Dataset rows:
_ _ _ _ _

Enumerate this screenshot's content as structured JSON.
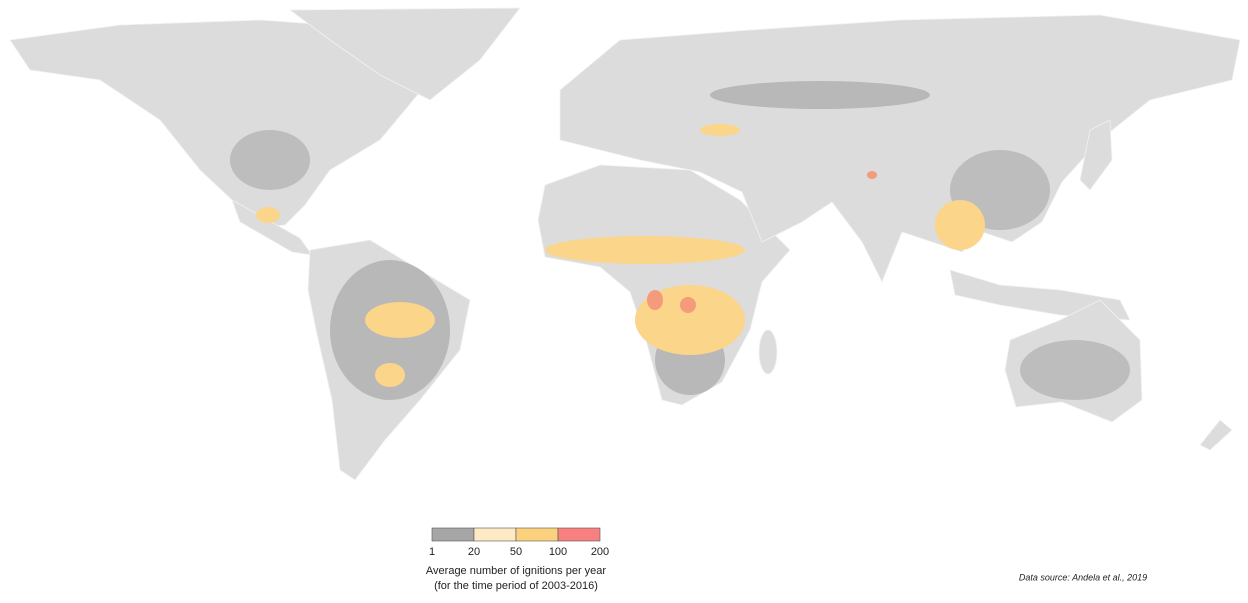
{
  "legend": {
    "ticks": [
      1,
      20,
      50,
      100,
      200
    ],
    "colors": [
      "#a6a6a6",
      "#fde9c4",
      "#fbd17e",
      "#f98080"
    ],
    "title": "Average number of ignitions per year",
    "subtitle": "(for the time period of 2003-2016)"
  },
  "source": "Data source: Andela et al., 2019"
}
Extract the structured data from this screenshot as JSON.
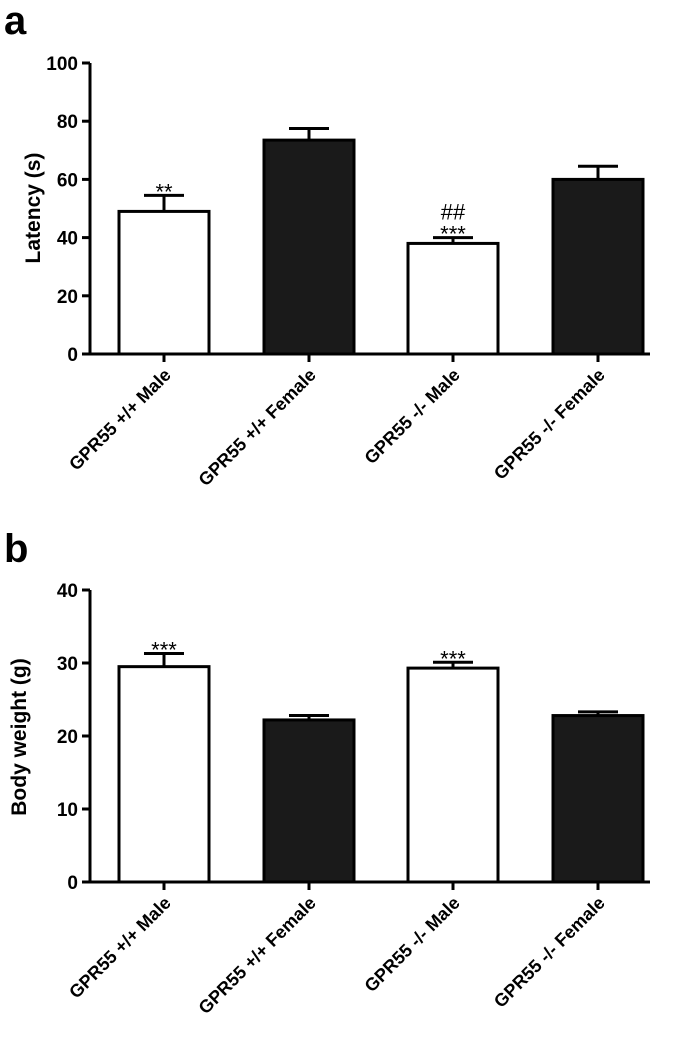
{
  "chart_data": [
    {
      "panel": "a",
      "type": "bar",
      "categories": [
        "GPR55 +/+ Male",
        "GPR55 +/+ Female",
        "GPR55 -/- Male",
        "GPR55 -/- Female"
      ],
      "values": [
        49,
        73.5,
        38,
        60
      ],
      "errors": [
        5.5,
        4,
        2,
        4.5
      ],
      "bar_colors": [
        "#ffffff",
        "#1a1a1a",
        "#ffffff",
        "#1a1a1a"
      ],
      "annotations": [
        {
          "category": 0,
          "lines": [
            "**"
          ]
        },
        {
          "category": 2,
          "lines": [
            "##",
            "***"
          ]
        }
      ],
      "ylabel": "Latency (s)",
      "ylim": [
        0,
        100
      ],
      "yticks": [
        0,
        20,
        40,
        60,
        80,
        100
      ]
    },
    {
      "panel": "b",
      "type": "bar",
      "categories": [
        "GPR55 +/+ Male",
        "GPR55 +/+ Female",
        "GPR55 -/- Male",
        "GPR55 -/- Female"
      ],
      "values": [
        29.5,
        22.2,
        29.3,
        22.8
      ],
      "errors": [
        1.8,
        0.6,
        0.8,
        0.5
      ],
      "bar_colors": [
        "#ffffff",
        "#1a1a1a",
        "#ffffff",
        "#1a1a1a"
      ],
      "annotations": [
        {
          "category": 0,
          "lines": [
            "***"
          ]
        },
        {
          "category": 2,
          "lines": [
            "***"
          ]
        }
      ],
      "ylabel": "Body weight (g)",
      "ylim": [
        0,
        40
      ],
      "yticks": [
        0,
        10,
        20,
        30,
        40
      ]
    }
  ]
}
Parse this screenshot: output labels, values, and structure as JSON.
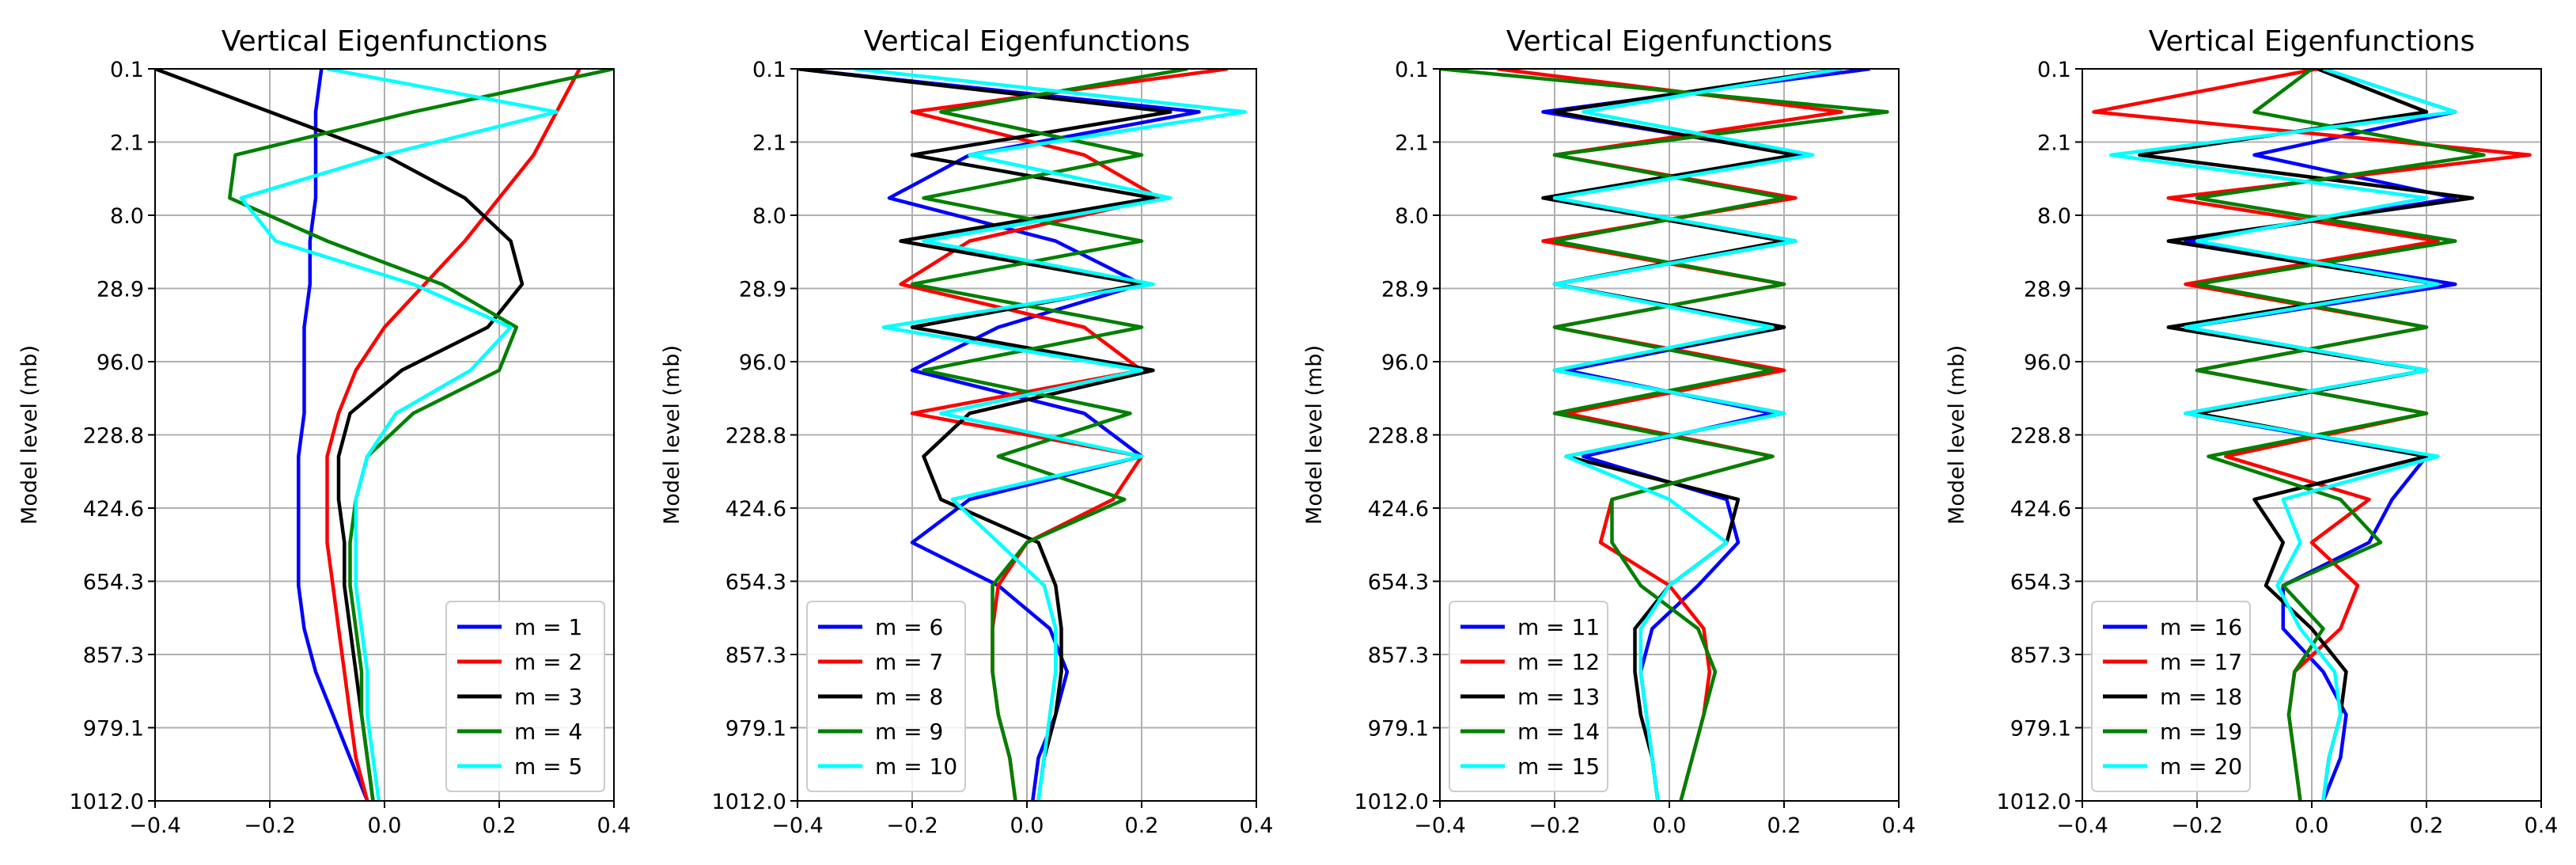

_ _ _ _ _

Instruction
Scan the material and collect every line that contains "this".

Output of the exercise
Enumerate this screenshot's content as structured JSON.
Extract the structured data from this screenshot as JSON.
Parse this screenshot: output labels, values, and structure as JSON.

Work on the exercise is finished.